### Raw data ###

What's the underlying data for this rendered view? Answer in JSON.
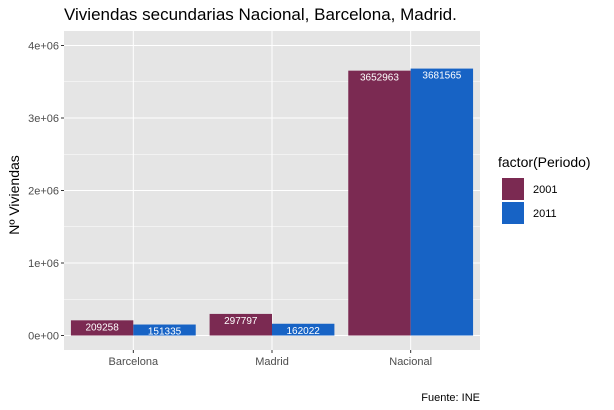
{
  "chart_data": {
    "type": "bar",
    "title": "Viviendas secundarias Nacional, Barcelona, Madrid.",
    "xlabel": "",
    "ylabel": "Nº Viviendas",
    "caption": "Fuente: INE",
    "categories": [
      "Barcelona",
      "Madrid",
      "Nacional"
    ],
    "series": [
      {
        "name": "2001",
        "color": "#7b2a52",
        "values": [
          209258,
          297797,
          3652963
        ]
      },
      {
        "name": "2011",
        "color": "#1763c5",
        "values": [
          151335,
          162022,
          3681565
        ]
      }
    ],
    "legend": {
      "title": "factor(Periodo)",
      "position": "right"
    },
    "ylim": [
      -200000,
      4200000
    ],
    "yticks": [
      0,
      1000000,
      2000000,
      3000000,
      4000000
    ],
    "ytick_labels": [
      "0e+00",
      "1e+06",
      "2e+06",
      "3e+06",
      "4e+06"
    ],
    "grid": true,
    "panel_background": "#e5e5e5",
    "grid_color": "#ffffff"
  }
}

###

Written request:
Using the records above, retype everything exactly except the pictures.

Result for this exercise:
What's the underlying data for this rendered view? Answer in JSON.
{
  "chart_data": {
    "type": "bar",
    "title": "Viviendas secundarias Nacional, Barcelona, Madrid.",
    "xlabel": "",
    "ylabel": "Nº Viviendas",
    "caption": "Fuente: INE",
    "categories": [
      "Barcelona",
      "Madrid",
      "Nacional"
    ],
    "series": [
      {
        "name": "2001",
        "color": "#7b2a52",
        "values": [
          209258,
          297797,
          3652963
        ]
      },
      {
        "name": "2011",
        "color": "#1763c5",
        "values": [
          151335,
          162022,
          3681565
        ]
      }
    ],
    "legend": {
      "title": "factor(Periodo)",
      "position": "right"
    },
    "ylim": [
      -200000,
      4200000
    ],
    "yticks": [
      0,
      1000000,
      2000000,
      3000000,
      4000000
    ],
    "ytick_labels": [
      "0e+00",
      "1e+06",
      "2e+06",
      "3e+06",
      "4e+06"
    ],
    "grid": true,
    "panel_background": "#e5e5e5",
    "grid_color": "#ffffff"
  }
}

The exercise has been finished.